:: LISTED RECORDS ::

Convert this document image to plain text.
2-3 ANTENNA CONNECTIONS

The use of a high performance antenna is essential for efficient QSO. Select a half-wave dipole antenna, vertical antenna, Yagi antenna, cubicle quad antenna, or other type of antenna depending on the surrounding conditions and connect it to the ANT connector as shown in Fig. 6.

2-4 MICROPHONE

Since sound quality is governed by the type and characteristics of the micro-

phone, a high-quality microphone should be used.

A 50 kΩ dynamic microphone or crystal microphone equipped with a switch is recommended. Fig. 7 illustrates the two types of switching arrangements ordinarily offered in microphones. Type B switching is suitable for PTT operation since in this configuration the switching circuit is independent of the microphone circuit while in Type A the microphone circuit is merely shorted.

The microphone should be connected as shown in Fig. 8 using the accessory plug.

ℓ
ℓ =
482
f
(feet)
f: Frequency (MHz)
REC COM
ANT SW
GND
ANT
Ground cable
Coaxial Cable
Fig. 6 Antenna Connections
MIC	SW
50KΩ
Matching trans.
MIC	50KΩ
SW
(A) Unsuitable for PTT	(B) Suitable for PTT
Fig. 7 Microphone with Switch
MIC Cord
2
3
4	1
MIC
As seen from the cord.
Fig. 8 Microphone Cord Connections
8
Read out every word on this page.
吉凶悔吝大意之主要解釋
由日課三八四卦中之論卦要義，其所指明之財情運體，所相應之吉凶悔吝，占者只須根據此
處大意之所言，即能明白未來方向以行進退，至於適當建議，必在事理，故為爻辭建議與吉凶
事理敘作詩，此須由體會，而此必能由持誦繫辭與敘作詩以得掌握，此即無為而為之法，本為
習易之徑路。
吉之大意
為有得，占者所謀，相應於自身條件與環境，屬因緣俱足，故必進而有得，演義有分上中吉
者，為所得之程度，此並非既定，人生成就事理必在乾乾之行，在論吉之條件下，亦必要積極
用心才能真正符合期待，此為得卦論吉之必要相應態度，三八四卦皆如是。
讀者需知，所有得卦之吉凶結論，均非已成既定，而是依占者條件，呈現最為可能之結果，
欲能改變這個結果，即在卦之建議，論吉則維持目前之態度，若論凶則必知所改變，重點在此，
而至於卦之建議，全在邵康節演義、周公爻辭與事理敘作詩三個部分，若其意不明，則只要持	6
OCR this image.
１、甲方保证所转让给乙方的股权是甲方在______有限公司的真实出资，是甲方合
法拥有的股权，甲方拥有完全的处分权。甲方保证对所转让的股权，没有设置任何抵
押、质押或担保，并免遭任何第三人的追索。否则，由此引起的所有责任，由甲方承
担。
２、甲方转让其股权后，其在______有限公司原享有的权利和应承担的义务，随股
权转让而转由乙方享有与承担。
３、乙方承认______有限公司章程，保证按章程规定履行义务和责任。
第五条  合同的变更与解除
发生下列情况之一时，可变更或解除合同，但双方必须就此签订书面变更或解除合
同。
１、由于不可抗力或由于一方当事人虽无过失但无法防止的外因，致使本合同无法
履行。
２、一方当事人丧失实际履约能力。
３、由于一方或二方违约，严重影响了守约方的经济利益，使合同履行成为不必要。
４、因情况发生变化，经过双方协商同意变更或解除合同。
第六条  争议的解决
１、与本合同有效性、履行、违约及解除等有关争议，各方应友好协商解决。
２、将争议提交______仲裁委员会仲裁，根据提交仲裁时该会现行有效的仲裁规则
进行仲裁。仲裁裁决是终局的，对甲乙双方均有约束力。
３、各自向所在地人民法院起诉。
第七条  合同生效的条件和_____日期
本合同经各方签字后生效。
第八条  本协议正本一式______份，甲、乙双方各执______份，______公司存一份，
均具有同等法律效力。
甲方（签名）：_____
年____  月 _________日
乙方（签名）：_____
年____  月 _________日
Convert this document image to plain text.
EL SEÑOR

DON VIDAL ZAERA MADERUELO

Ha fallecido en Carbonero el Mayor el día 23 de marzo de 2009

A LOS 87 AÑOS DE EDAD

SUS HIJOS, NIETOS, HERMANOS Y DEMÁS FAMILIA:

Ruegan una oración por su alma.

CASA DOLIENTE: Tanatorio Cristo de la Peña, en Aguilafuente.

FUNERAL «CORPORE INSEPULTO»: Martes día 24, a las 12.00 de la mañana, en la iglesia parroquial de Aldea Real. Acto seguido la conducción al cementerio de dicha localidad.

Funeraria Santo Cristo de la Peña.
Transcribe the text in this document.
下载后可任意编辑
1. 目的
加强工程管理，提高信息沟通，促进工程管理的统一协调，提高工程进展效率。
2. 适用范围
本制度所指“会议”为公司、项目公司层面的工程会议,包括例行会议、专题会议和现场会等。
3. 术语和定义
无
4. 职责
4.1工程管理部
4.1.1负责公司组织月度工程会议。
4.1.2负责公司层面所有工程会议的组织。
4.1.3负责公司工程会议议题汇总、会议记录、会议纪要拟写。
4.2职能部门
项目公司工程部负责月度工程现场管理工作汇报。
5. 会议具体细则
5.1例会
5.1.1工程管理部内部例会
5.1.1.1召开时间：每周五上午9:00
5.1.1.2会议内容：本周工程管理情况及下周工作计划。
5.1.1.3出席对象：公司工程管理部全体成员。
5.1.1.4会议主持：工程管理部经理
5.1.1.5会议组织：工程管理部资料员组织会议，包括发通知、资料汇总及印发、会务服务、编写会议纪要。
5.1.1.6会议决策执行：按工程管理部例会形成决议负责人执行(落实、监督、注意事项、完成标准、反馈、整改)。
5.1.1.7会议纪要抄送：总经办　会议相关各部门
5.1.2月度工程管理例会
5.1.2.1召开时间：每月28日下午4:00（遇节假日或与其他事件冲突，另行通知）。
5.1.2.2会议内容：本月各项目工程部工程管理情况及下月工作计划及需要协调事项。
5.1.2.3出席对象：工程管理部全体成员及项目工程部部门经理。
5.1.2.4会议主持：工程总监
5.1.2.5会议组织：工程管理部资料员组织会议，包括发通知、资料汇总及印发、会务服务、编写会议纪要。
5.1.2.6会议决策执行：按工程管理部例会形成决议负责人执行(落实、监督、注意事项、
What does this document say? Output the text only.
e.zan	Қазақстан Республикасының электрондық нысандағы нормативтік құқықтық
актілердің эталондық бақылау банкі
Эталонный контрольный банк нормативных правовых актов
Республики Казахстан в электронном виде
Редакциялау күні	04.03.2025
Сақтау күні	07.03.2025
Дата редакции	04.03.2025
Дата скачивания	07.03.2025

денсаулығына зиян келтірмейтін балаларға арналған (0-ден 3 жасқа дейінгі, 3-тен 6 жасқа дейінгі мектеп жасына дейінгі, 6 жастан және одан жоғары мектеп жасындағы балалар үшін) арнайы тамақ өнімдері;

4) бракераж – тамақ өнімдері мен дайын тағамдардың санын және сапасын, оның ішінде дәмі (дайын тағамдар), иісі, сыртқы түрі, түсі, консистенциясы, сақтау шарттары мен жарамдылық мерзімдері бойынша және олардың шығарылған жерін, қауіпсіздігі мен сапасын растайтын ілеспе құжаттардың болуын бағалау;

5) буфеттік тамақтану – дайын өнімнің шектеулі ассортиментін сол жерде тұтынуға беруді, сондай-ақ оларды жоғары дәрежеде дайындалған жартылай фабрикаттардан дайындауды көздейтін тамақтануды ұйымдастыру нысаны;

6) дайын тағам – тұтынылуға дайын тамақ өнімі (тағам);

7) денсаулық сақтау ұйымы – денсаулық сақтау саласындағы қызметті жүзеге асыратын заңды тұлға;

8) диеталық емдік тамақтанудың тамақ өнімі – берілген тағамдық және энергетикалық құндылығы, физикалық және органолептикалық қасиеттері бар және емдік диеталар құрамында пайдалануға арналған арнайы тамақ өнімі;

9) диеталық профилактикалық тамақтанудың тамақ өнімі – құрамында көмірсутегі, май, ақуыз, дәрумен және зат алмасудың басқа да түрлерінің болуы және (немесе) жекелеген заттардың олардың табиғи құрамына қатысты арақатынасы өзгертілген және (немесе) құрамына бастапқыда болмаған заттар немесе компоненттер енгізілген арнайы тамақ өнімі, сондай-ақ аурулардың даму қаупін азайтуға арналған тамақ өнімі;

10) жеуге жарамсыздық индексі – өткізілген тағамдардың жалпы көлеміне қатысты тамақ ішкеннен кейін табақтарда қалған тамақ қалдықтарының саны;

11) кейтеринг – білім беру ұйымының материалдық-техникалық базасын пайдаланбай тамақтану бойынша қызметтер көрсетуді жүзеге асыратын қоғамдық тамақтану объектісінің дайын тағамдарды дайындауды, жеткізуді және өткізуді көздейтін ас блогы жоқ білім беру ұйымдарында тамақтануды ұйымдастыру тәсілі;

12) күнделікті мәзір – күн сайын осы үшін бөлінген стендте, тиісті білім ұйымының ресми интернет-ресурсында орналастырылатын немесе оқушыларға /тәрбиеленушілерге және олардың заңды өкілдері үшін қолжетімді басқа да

:::

AIM »
Make a copy of each line that contains the string "қатысты".

RESPONSE BELOW »
9) диеталық профилактикалық тамақтанудың тамақ өнімі – құрамында көмірсутегі, май, ақуыз, дәрумен және зат алмасудың басқа да түрлерінің болуы және (немесе) жекелеген заттардың олардың табиғи құрамына қатысты арақатынасы өзгертілген және (немесе) құрамына бастапқыда болмаған заттар немесе компоненттер енгізілген арнайы тамақ өнімі, сондай-ақ аурулардың даму қаупін азайтуға арналған тамақ өнімі;
10) жеуге жарамсыздық индексі – өткізілген тағамдардың жалпы көлеміне қатысты тамақ ішкеннен кейін табақтарда қалған тамақ қалдықтарының саны;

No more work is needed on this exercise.